Instructions for the task: Repeat the whole listing exactly.

========================

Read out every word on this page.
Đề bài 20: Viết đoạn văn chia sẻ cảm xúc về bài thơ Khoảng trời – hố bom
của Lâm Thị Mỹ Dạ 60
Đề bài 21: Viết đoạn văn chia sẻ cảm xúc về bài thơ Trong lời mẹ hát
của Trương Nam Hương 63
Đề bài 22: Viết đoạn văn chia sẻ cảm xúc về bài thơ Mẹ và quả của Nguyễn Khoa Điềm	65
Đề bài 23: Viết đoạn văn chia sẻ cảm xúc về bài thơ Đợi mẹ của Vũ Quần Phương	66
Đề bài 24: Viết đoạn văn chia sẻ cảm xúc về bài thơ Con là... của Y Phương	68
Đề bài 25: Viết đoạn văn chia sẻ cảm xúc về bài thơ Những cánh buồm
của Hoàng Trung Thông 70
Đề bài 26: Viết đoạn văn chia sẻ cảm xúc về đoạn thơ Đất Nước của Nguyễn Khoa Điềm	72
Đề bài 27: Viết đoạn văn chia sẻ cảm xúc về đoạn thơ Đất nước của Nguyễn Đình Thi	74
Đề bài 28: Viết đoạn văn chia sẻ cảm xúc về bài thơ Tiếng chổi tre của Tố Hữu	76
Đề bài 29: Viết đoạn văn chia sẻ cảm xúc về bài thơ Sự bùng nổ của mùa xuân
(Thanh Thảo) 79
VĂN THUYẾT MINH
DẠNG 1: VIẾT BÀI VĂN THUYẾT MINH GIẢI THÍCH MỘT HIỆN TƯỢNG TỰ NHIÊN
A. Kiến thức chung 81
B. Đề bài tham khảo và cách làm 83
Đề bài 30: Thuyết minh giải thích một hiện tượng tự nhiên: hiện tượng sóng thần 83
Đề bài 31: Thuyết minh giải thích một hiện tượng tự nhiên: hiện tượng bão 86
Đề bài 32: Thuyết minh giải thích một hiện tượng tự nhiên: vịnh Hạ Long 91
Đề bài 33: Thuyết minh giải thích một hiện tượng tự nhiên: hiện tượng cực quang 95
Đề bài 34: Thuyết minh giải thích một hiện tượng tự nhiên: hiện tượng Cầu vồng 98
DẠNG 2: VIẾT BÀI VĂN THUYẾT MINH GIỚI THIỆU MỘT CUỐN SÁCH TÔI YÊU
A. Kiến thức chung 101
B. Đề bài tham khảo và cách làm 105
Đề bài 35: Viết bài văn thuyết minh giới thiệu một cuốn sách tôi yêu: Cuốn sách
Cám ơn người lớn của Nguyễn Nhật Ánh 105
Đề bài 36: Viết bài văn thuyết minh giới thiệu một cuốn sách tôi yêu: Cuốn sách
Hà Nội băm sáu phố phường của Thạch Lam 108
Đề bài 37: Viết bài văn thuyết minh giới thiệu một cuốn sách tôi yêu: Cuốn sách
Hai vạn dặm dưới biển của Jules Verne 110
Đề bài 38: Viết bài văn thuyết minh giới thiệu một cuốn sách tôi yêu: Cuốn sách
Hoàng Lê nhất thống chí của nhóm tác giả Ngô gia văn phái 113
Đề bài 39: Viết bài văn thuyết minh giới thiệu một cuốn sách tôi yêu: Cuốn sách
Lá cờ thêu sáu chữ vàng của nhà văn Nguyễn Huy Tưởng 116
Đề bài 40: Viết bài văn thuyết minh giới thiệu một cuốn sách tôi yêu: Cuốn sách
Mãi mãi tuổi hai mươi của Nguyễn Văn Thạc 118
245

========================

Solution to the problem:
Read out every word on this page.
Đề bài 20: Viết đoạn văn chia sẻ cảm xúc về bài thơ Khoảng trời – hố bom
của Lâm Thị Mỹ Dạ 60
Đề bài 21: Viết đoạn văn chia sẻ cảm xúc về bài thơ Trong lời mẹ hát
của Trương Nam Hương 63
Đề bài 22: Viết đoạn văn chia sẻ cảm xúc về bài thơ Mẹ và quả của Nguyễn Khoa Điềm	65
Đề bài 23: Viết đoạn văn chia sẻ cảm xúc về bài thơ Đợi mẹ của Vũ Quần Phương	66
Đề bài 24: Viết đoạn văn chia sẻ cảm xúc về bài thơ Con là... của Y Phương	68
Đề bài 25: Viết đoạn văn chia sẻ cảm xúc về bài thơ Những cánh buồm
của Hoàng Trung Thông 70
Đề bài 26: Viết đoạn văn chia sẻ cảm xúc về đoạn thơ Đất Nước của Nguyễn Khoa Điềm	72
Đề bài 27: Viết đoạn văn chia sẻ cảm xúc về đoạn thơ Đất nước của Nguyễn Đình Thi	74
Đề bài 28: Viết đoạn văn chia sẻ cảm xúc về bài thơ Tiếng chổi tre của Tố Hữu	76
Đề bài 29: Viết đoạn văn chia sẻ cảm xúc về bài thơ Sự bùng nổ của mùa xuân
(Thanh Thảo) 79
VĂN THUYẾT MINH
DẠNG 1: VIẾT BÀI VĂN THUYẾT MINH GIẢI THÍCH MỘT HIỆN TƯỢNG TỰ NHIÊN
A. Kiến thức chung 81
B. Đề bài tham khảo và cách làm 83
Đề bài 30: Thuyết minh giải thích một hiện tượng tự nhiên: hiện tượng sóng thần 83
Đề bài 31: Thuyết minh giải thích một hiện tượng tự nhiên: hiện tượng bão 86
Đề bài 32: Thuyết minh giải thích một hiện tượng tự nhiên: vịnh Hạ Long 91
Đề bài 33: Thuyết minh giải thích một hiện tượng tự nhiên: hiện tượng cực quang 95
Đề bài 34: Thuyết minh giải thích một hiện tượng tự nhiên: hiện tượng Cầu vồng 98
DẠNG 2: VIẾT BÀI VĂN THUYẾT MINH GIỚI THIỆU MỘT CUỐN SÁCH TÔI YÊU
A. Kiến thức chung 101
B. Đề bài tham khảo và cách làm 105
Đề bài 35: Viết bài văn thuyết minh giới thiệu một cuốn sách tôi yêu: Cuốn sách
Cám ơn người lớn của Nguyễn Nhật Ánh 105
Đề bài 36: Viết bài văn thuyết minh giới thiệu một cuốn sách tôi yêu: Cuốn sách
Hà Nội băm sáu phố phường của Thạch Lam 108
Đề bài 37: Viết bài văn thuyết minh giới thiệu một cuốn sách tôi yêu: Cuốn sách
Hai vạn dặm dưới biển của Jules Verne 110
Đề bài 38: Viết bài văn thuyết minh giới thiệu một cuốn sách tôi yêu: Cuốn sách
Hoàng Lê nhất thống chí của nhóm tác giả Ngô gia văn phái 113
Đề bài 39: Viết bài văn thuyết minh giới thiệu một cuốn sách tôi yêu: Cuốn sách
Lá cờ thêu sáu chữ vàng của nhà văn Nguyễn Huy Tưởng 116
Đề bài 40: Viết bài văn thuyết minh giới thiệu một cuốn sách tôi yêu: Cuốn sách
Mãi mãi tuổi hai mươi của Nguyễn Văn Thạc 118
245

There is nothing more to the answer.